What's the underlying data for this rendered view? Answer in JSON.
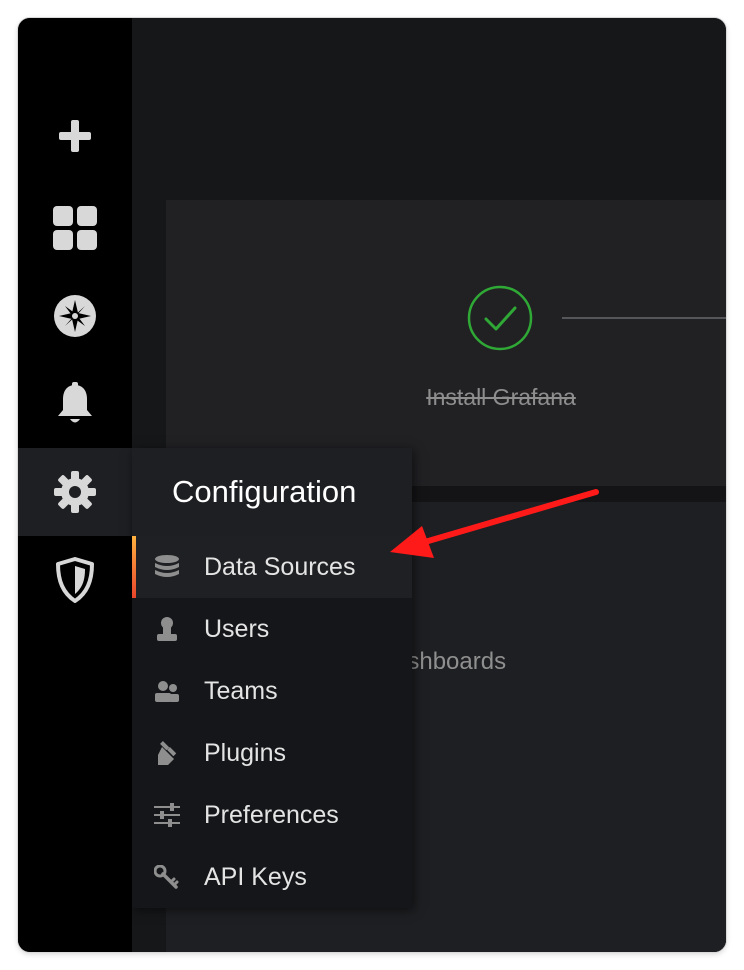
{
  "sidemenu": {
    "items": [
      {
        "icon": "plus-icon",
        "label": "Create"
      },
      {
        "icon": "dashboards-icon",
        "label": "Dashboards"
      },
      {
        "icon": "explore-compass-icon",
        "label": "Explore"
      },
      {
        "icon": "alerting-bell-icon",
        "label": "Alerting"
      },
      {
        "icon": "gear-icon",
        "label": "Configuration",
        "active": true
      },
      {
        "icon": "shield-icon",
        "label": "Server Admin"
      }
    ]
  },
  "onboarding": {
    "step1_label": "Install Grafana",
    "step1_status": "done",
    "partial_text_1": "s",
    "partial_text_2": "ashboards"
  },
  "config_menu": {
    "title": "Configuration",
    "items": [
      {
        "label": "Data Sources",
        "icon": "database-icon",
        "active": true
      },
      {
        "label": "Users",
        "icon": "user-icon"
      },
      {
        "label": "Teams",
        "icon": "users-icon"
      },
      {
        "label": "Plugins",
        "icon": "plug-icon"
      },
      {
        "label": "Preferences",
        "icon": "sliders-icon"
      },
      {
        "label": "API Keys",
        "icon": "key-icon"
      }
    ]
  },
  "colors": {
    "success": "#2fa836",
    "accent_top": "#ffb23f",
    "accent_bottom": "#e9442b",
    "annotation_arrow": "#ff1a1a"
  }
}
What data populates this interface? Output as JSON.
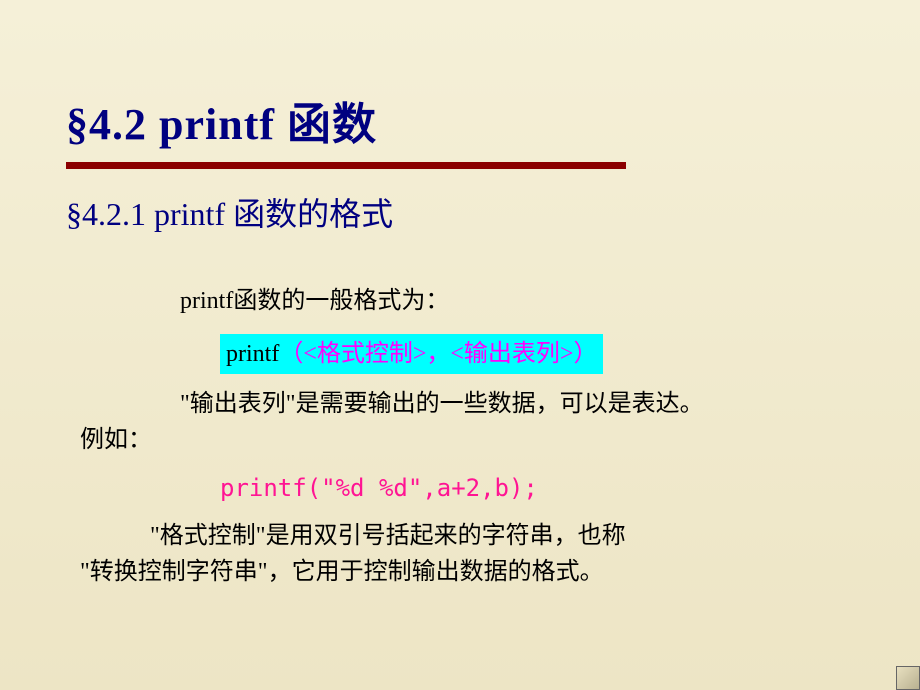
{
  "title": "§4.2   printf 函数",
  "subtitle": "§4.2.1   printf  函数的格式",
  "intro": "printf函数的一般格式为：",
  "highlight": {
    "printf_word": "printf",
    "paren_content": "（<格式控制>，<输出表列>）"
  },
  "output_desc_line1": "\"输出表列\"是需要输出的一些数据，可以是表达。",
  "output_desc_line2": "例如：",
  "example": "printf(\"%d %d\",a+2,b);",
  "format_desc_line1": "\"格式控制\"是用双引号括起来的字符串，也称",
  "format_desc_line2": "\"转换控制字符串\"，它用于控制输出数据的格式。"
}
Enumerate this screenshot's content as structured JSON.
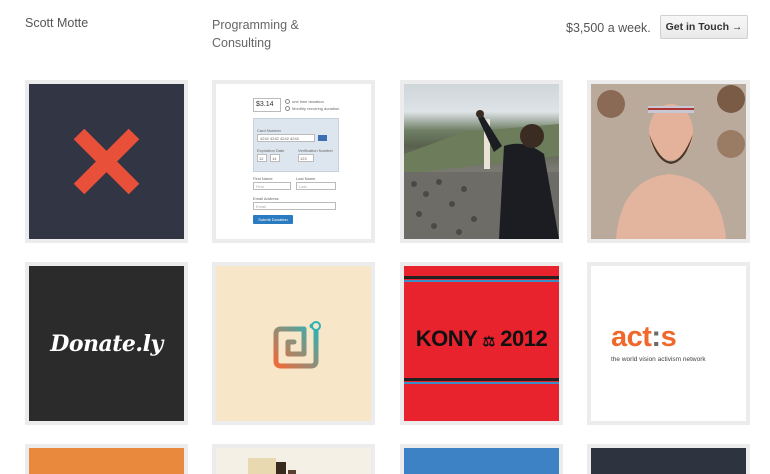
{
  "header": {
    "name": "Scott Motte",
    "tagline": "Programming & Consulting",
    "rate": "$3,500 a week.",
    "cta_label": "Get in Touch →"
  },
  "colors": {
    "x_tile_bg": "#323544",
    "x_mark": "#e8503a",
    "donate_bg": "#2c2b2b",
    "app_bg": "#f7e6c7",
    "kony_bg": "#e8232e",
    "acts_orange": "#f0682c",
    "row3": [
      "#e8893d",
      "#f5f0e6",
      "#3d82c4",
      "#2d3440"
    ]
  },
  "tiles": {
    "form": {
      "amount": "$3.14",
      "option_1": "one time donation",
      "option_2": "Monthly recurring donation",
      "card_number_label": "Card Number",
      "card_number": "4242 4242 4242 4242",
      "expiration_label": "Expiration Date",
      "exp_month": "12",
      "exp_year": "14",
      "verification_label": "Verification Number",
      "cvc": "123",
      "first_name_label": "First Name",
      "first_name_placeholder": "First",
      "last_name_label": "Last Name",
      "last_name_placeholder": "Last",
      "email_label": "Email Address",
      "email_placeholder": "Email",
      "submit_label": "Submit Donation"
    },
    "donately": {
      "logo_text": "Donate.ly"
    },
    "kony": {
      "text_left": "KONY",
      "text_right": "2012"
    },
    "acts": {
      "logo_main": "act",
      "logo_colon": ":",
      "logo_end": "s",
      "subtitle": "the world vision activism network"
    }
  }
}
================
▶ Aim of the task
Your task is to copy the entries in full and exactly, without any images.

▶ Task solution
What's the underlying data for this rendered view? Answer in JSON.
{
  "sidemenu": {
    "items": [
      {
        "icon": "plus-icon",
        "label": "Create"
      },
      {
        "icon": "dashboards-icon",
        "label": "Dashboards"
      },
      {
        "icon": "explore-compass-icon",
        "label": "Explore"
      },
      {
        "icon": "alerting-bell-icon",
        "label": "Alerting"
      },
      {
        "icon": "gear-icon",
        "label": "Configuration",
        "active": true
      },
      {
        "icon": "shield-icon",
        "label": "Server Admin"
      }
    ]
  },
  "onboarding": {
    "step1_label": "Install Grafana",
    "step1_status": "done",
    "partial_text_1": "s",
    "partial_text_2": "ashboards"
  },
  "config_menu": {
    "title": "Configuration",
    "items": [
      {
        "label": "Data Sources",
        "icon": "database-icon",
        "active": true
      },
      {
        "label": "Users",
        "icon": "user-icon"
      },
      {
        "label": "Teams",
        "icon": "users-icon"
      },
      {
        "label": "Plugins",
        "icon": "plug-icon"
      },
      {
        "label": "Preferences",
        "icon": "sliders-icon"
      },
      {
        "label": "API Keys",
        "icon": "key-icon"
      }
    ]
  },
  "colors": {
    "success": "#2fa836",
    "accent_top": "#ffb23f",
    "accent_bottom": "#e9442b",
    "annotation_arrow": "#ff1a1a"
  }
}
What data populates this interface? Output as JSON.
{
  "title": "§4.2   printf 函数",
  "subtitle": "§4.2.1   printf  函数的格式",
  "intro": "printf函数的一般格式为：",
  "highlight": {
    "printf_word": "printf",
    "paren_content": "（<格式控制>，<输出表列>）"
  },
  "output_desc_line1": "\"输出表列\"是需要输出的一些数据，可以是表达。",
  "output_desc_line2": "例如：",
  "example": "printf(\"%d %d\",a+2,b);",
  "format_desc_line1": "\"格式控制\"是用双引号括起来的字符串，也称",
  "format_desc_line2": "\"转换控制字符串\"，它用于控制输出数据的格式。"
}
Enumerate this screenshot's content as structured JSON.
{
  "header": {
    "name": "Scott Motte",
    "tagline": "Programming & Consulting",
    "rate": "$3,500 a week.",
    "cta_label": "Get in Touch →"
  },
  "colors": {
    "x_tile_bg": "#323544",
    "x_mark": "#e8503a",
    "donate_bg": "#2c2b2b",
    "app_bg": "#f7e6c7",
    "kony_bg": "#e8232e",
    "acts_orange": "#f0682c",
    "row3": [
      "#e8893d",
      "#f5f0e6",
      "#3d82c4",
      "#2d3440"
    ]
  },
  "tiles": {
    "form": {
      "amount": "$3.14",
      "option_1": "one time donation",
      "option_2": "Monthly recurring donation",
      "card_number_label": "Card Number",
      "card_number": "4242 4242 4242 4242",
      "expiration_label": "Expiration Date",
      "exp_month": "12",
      "exp_year": "14",
      "verification_label": "Verification Number",
      "cvc": "123",
      "first_name_label": "First Name",
      "first_name_placeholder": "First",
      "last_name_label": "Last Name",
      "last_name_placeholder": "Last",
      "email_label": "Email Address",
      "email_placeholder": "Email",
      "submit_label": "Submit Donation"
    },
    "donately": {
      "logo_text": "Donate.ly"
    },
    "kony": {
      "text_left": "KONY",
      "text_right": "2012"
    },
    "acts": {
      "logo_main": "act",
      "logo_colon": ":",
      "logo_end": "s",
      "subtitle": "the world vision activism network"
    }
  }
}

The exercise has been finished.